▶ **EXERCISE**: Each line that holds the word "życia" should be returned.

Data entries:
· · · · ·
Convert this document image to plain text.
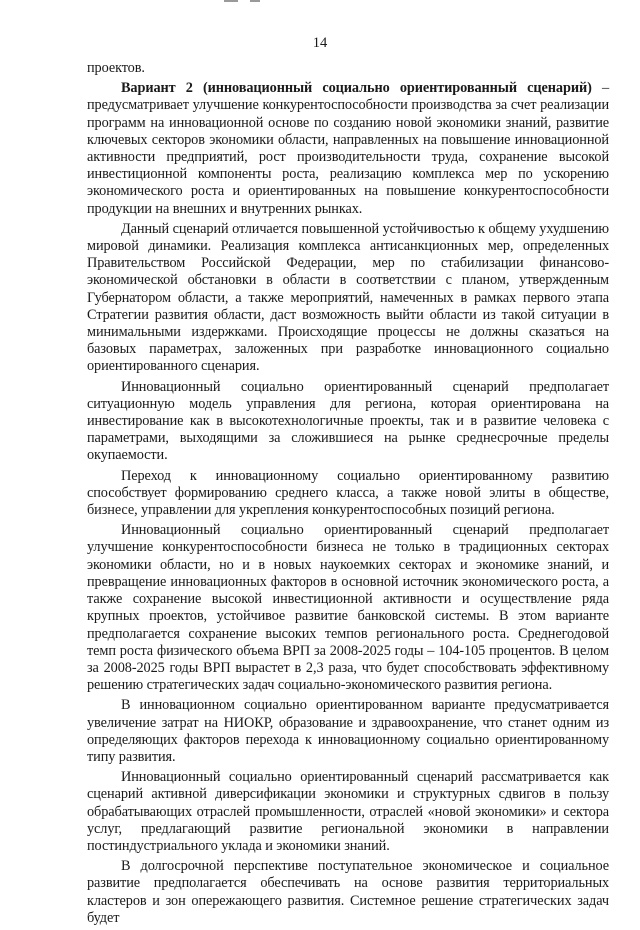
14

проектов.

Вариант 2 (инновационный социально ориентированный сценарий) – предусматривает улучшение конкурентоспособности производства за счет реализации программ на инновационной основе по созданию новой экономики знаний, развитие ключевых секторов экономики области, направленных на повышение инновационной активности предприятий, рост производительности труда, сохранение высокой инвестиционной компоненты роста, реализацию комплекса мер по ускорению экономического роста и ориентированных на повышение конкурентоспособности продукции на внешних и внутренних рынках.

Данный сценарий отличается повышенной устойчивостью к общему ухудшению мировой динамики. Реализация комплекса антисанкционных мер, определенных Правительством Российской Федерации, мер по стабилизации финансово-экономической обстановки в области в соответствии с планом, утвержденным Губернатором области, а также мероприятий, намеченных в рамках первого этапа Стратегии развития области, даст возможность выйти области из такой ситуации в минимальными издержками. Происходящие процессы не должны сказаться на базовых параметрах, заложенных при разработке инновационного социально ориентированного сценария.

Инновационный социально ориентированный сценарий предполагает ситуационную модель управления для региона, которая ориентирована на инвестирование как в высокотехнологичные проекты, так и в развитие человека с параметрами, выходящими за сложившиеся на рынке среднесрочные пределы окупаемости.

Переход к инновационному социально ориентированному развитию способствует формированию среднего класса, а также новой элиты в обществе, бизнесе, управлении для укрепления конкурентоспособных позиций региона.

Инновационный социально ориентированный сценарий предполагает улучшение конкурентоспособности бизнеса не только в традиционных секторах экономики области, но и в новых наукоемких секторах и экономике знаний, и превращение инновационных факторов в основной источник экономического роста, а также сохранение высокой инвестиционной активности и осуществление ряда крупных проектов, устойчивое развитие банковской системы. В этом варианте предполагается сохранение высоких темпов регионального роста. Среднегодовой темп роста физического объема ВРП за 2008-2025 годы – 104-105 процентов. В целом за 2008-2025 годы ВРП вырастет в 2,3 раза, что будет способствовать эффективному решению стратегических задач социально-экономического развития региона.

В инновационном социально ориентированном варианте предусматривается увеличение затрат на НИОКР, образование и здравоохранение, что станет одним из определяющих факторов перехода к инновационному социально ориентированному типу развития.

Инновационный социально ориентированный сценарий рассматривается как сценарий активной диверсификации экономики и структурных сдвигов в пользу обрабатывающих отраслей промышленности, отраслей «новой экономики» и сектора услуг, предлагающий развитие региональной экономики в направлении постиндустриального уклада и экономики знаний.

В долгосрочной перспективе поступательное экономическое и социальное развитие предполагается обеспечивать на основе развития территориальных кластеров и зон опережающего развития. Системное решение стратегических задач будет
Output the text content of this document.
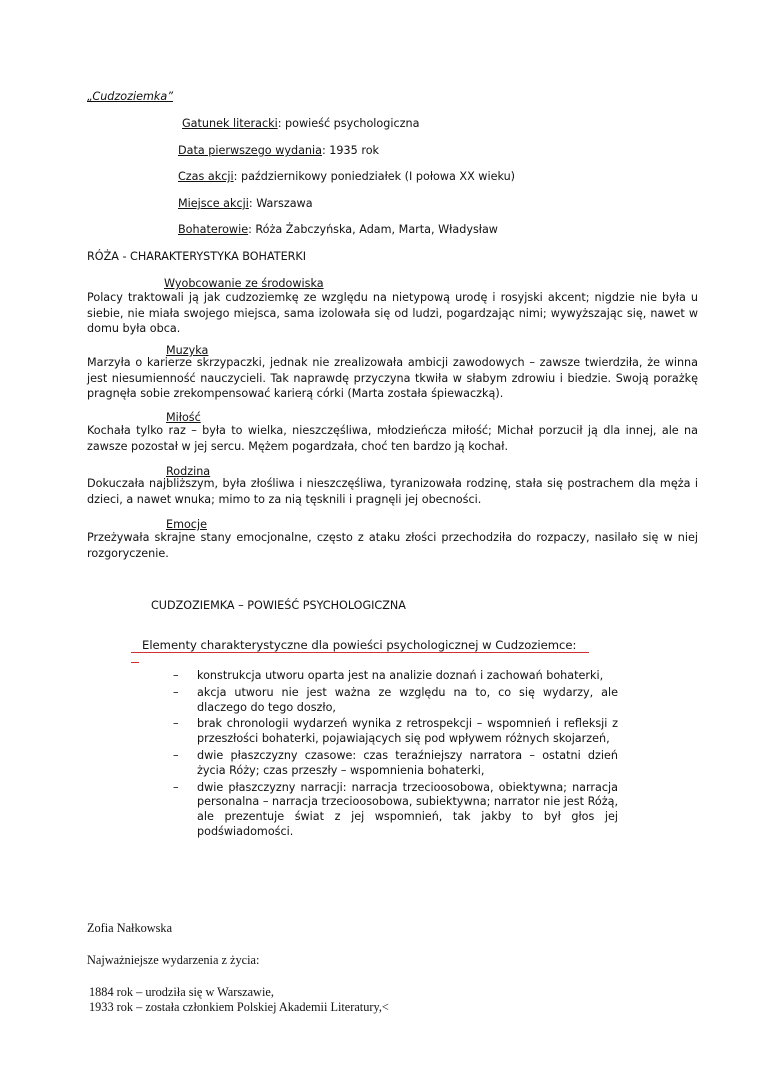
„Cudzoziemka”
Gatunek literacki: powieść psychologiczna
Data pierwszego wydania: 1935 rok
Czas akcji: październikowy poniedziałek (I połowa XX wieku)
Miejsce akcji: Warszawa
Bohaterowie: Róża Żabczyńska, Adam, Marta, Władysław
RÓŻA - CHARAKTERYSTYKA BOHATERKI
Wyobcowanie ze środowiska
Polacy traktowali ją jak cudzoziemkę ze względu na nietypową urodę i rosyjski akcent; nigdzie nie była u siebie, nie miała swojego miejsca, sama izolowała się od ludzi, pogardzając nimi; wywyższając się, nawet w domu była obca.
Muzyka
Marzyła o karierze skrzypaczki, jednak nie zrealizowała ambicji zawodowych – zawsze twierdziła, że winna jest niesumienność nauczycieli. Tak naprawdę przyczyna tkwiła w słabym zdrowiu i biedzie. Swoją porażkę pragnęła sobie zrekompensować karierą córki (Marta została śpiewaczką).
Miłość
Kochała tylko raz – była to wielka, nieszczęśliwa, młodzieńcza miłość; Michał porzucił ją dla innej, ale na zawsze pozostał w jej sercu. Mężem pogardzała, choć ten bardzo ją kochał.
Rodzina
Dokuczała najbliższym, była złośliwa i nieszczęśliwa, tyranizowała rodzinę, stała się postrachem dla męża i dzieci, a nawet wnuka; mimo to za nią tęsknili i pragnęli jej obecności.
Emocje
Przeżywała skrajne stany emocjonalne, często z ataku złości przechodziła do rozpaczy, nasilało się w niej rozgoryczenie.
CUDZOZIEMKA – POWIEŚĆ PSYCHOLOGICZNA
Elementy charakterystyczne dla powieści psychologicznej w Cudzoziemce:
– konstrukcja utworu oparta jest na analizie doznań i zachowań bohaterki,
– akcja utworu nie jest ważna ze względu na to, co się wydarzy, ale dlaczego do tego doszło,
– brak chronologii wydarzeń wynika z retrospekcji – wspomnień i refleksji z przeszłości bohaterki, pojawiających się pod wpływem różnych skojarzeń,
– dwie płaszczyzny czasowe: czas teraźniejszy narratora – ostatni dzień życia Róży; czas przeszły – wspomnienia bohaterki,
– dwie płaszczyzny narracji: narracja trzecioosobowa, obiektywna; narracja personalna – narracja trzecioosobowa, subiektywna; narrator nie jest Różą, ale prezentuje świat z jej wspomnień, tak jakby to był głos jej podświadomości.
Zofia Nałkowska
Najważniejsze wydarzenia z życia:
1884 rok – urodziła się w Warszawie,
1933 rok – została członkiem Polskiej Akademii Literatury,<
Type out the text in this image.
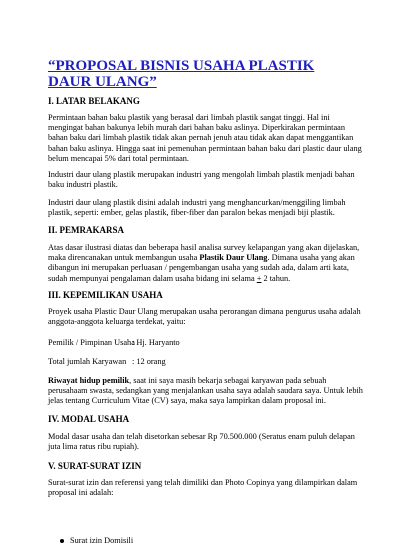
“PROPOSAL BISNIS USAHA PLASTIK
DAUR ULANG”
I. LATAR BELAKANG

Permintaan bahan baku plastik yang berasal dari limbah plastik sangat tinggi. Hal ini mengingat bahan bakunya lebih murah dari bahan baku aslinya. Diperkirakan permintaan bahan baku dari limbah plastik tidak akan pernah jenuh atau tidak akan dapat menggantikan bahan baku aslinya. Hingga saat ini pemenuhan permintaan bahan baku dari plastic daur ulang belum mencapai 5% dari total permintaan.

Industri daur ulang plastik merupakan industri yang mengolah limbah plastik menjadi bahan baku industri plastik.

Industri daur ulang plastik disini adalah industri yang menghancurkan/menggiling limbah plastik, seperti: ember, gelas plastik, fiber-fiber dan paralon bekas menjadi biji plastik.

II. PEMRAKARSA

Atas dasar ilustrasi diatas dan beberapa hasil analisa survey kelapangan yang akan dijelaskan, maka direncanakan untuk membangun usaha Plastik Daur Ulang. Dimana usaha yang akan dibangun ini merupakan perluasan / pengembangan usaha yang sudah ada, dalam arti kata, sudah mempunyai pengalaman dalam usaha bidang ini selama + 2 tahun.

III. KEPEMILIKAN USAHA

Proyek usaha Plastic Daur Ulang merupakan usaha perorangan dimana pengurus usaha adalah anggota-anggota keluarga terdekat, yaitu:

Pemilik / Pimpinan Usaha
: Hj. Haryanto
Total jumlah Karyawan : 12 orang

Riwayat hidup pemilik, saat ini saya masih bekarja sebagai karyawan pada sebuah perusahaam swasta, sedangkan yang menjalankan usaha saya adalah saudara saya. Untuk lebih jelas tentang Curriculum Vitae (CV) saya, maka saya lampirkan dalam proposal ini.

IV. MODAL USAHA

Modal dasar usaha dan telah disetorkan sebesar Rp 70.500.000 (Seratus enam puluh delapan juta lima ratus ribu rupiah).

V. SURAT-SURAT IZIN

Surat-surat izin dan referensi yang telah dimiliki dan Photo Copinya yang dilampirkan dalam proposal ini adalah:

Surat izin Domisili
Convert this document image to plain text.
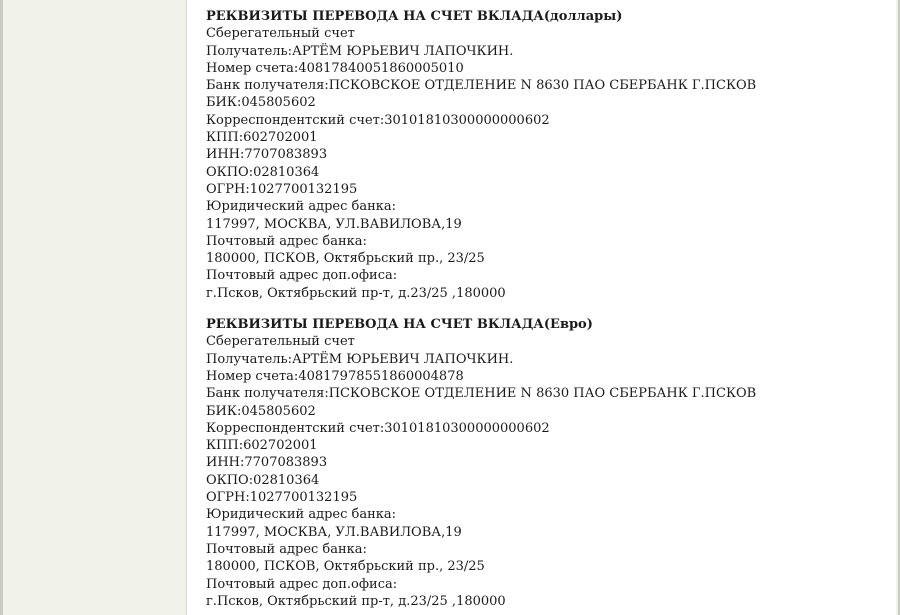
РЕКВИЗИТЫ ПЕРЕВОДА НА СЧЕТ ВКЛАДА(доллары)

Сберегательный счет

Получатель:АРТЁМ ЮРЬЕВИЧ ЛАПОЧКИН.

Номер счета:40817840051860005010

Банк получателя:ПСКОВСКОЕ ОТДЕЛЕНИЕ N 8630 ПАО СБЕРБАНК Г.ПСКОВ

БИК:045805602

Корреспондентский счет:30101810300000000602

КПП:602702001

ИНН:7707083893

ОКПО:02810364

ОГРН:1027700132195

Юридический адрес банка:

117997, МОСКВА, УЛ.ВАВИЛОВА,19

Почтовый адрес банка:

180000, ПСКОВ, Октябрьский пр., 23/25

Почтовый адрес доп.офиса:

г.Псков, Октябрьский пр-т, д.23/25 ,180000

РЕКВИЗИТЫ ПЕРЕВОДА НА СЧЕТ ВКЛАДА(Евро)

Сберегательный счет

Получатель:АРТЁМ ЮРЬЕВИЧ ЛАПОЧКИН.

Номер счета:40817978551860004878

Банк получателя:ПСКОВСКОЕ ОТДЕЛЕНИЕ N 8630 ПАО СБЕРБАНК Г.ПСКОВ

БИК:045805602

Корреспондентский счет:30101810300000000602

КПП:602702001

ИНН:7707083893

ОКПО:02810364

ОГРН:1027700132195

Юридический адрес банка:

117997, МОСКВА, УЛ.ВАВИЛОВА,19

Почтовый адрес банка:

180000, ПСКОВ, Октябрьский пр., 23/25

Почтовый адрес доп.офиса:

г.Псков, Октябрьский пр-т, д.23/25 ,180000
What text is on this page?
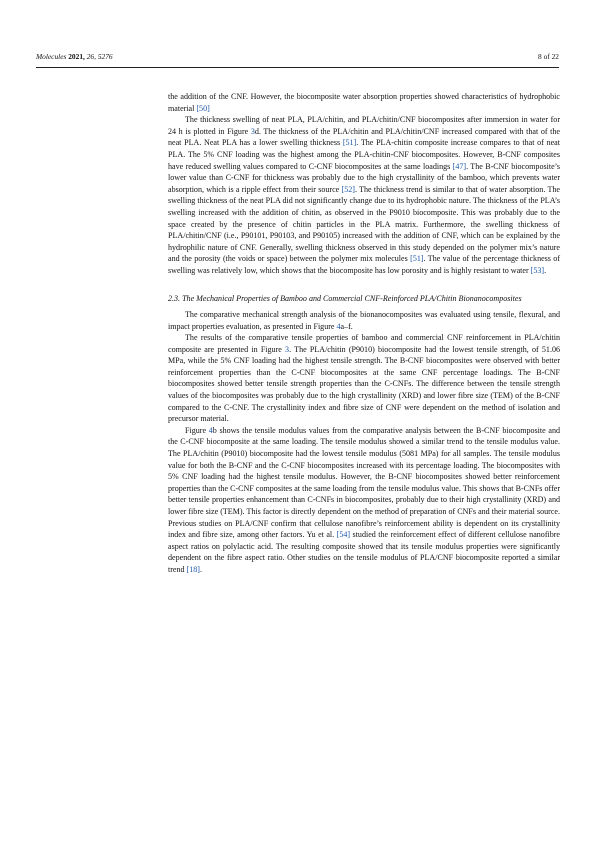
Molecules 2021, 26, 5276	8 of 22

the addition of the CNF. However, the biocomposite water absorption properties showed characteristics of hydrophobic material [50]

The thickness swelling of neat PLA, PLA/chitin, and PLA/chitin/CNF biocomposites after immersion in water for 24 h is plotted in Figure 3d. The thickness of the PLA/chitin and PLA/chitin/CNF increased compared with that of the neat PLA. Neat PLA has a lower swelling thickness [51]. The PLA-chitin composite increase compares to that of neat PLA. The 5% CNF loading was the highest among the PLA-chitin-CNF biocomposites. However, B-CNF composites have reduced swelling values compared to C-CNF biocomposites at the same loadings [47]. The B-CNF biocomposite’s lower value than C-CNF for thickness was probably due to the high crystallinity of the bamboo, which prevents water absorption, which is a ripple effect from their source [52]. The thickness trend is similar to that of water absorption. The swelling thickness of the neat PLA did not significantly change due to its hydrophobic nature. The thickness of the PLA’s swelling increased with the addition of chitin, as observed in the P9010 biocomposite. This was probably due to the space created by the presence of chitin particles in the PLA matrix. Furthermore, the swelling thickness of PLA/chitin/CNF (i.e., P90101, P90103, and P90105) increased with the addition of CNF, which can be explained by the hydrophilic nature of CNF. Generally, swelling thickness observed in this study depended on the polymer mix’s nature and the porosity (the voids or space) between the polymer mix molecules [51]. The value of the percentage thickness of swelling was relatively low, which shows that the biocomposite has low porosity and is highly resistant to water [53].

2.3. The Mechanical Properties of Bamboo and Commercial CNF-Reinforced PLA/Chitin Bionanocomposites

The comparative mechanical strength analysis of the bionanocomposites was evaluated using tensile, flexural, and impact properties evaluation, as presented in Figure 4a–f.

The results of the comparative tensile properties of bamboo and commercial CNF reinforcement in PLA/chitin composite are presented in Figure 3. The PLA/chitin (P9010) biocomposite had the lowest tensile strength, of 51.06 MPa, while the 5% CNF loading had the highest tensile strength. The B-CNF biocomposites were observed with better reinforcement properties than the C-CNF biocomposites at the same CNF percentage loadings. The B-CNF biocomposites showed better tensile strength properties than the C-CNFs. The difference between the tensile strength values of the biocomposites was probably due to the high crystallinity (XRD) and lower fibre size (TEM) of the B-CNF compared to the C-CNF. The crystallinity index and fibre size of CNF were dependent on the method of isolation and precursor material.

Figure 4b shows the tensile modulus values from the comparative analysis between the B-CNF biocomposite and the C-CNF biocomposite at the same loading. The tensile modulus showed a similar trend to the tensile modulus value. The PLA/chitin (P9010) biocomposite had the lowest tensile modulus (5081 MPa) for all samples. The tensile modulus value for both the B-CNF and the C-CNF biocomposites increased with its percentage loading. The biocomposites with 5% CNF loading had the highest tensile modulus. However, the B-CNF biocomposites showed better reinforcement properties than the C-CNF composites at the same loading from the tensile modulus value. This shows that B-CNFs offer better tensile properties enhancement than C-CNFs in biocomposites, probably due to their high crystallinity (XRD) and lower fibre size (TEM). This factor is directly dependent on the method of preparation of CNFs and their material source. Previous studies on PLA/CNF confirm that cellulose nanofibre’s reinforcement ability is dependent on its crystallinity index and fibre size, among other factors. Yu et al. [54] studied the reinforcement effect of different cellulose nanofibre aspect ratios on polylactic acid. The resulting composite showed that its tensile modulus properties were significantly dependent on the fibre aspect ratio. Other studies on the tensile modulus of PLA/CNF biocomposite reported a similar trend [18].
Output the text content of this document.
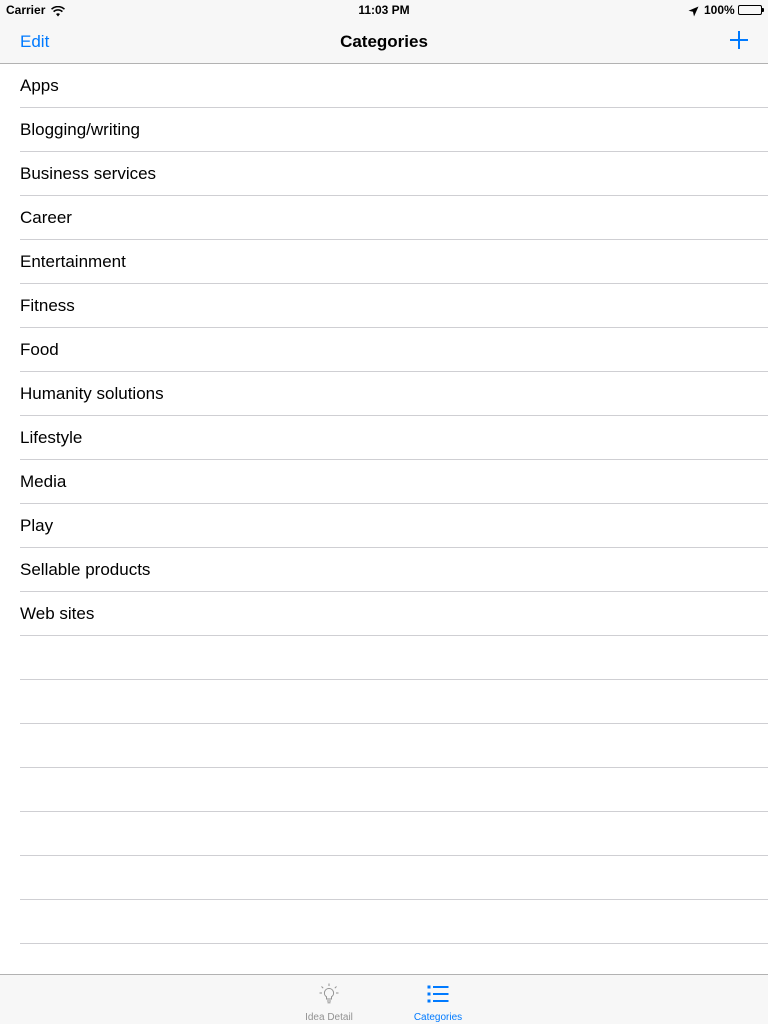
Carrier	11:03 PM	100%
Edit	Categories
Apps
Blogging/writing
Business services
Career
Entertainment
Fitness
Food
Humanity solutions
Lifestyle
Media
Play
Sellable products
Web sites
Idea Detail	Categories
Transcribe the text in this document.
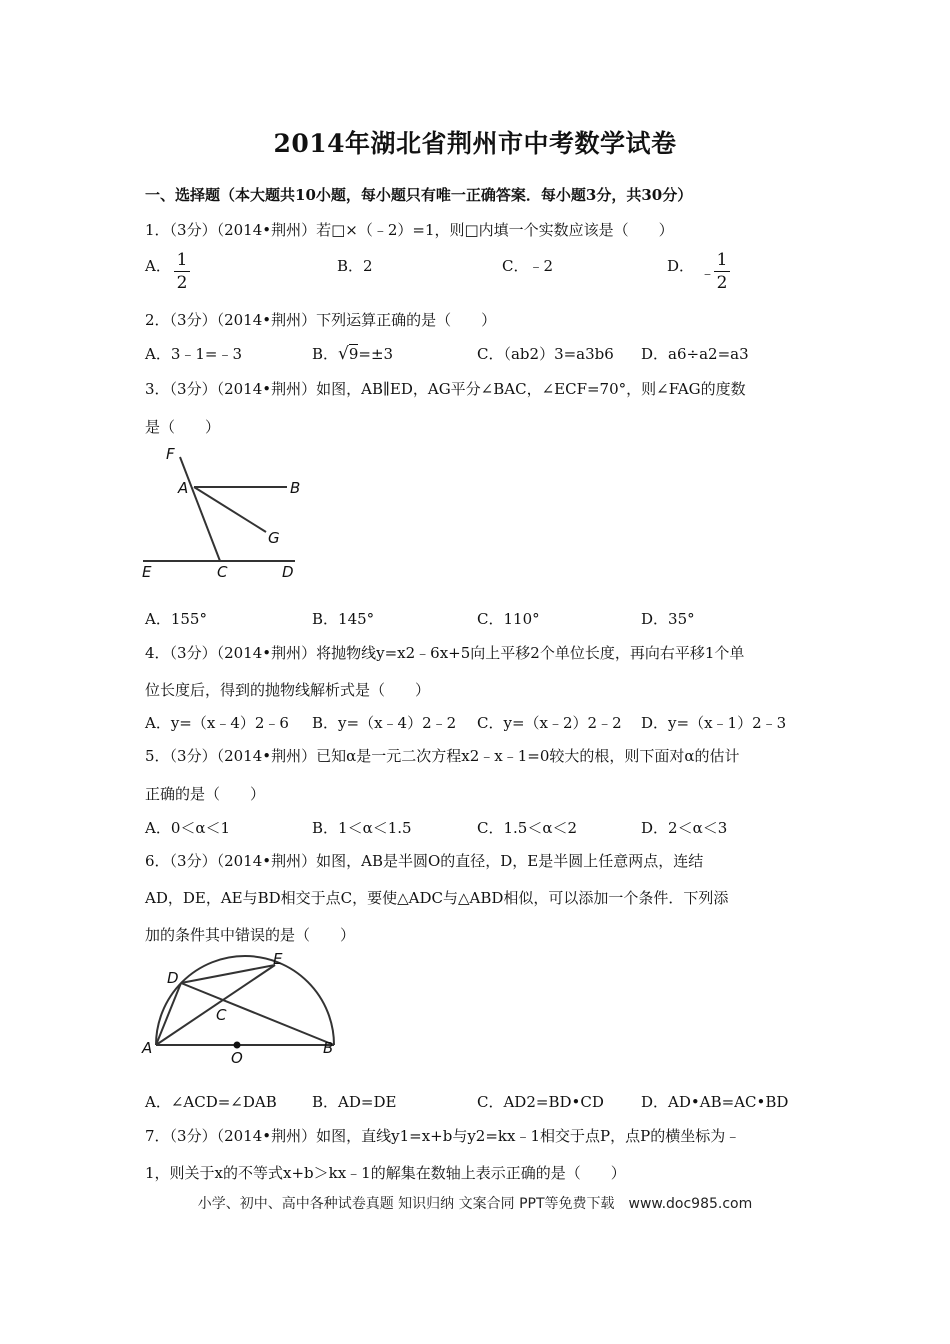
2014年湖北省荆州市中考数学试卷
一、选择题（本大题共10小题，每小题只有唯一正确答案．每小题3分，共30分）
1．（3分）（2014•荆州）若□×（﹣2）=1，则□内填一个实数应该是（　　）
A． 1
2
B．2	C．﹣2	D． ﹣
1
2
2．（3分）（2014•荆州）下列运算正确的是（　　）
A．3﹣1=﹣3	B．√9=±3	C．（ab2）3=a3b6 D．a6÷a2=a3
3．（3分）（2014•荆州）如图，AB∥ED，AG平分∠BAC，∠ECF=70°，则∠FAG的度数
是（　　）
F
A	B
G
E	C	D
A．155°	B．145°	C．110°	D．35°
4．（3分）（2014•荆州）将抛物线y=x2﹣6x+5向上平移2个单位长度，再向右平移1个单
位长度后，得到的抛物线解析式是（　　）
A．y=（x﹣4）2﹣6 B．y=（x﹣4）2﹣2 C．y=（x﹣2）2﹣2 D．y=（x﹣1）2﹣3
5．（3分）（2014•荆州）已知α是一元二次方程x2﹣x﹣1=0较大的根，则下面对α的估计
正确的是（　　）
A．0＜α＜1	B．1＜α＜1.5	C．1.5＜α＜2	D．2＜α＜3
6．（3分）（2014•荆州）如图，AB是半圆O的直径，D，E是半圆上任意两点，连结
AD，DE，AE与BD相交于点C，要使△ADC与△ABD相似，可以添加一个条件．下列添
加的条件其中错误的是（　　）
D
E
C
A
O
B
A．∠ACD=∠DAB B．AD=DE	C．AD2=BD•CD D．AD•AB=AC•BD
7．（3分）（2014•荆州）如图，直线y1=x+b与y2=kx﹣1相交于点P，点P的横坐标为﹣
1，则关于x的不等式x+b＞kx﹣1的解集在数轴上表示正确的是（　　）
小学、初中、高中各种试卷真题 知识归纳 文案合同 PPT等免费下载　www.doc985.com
· · · · ·
▶ **THE RESPONSE**:
– dwie płaszczyzny czasowe: czas teraźniejszy narratora – ostatni dzień życia Róży; czas przeszły – wspomnienia bohaterki,
Najważniejsze wydarzenia z życia:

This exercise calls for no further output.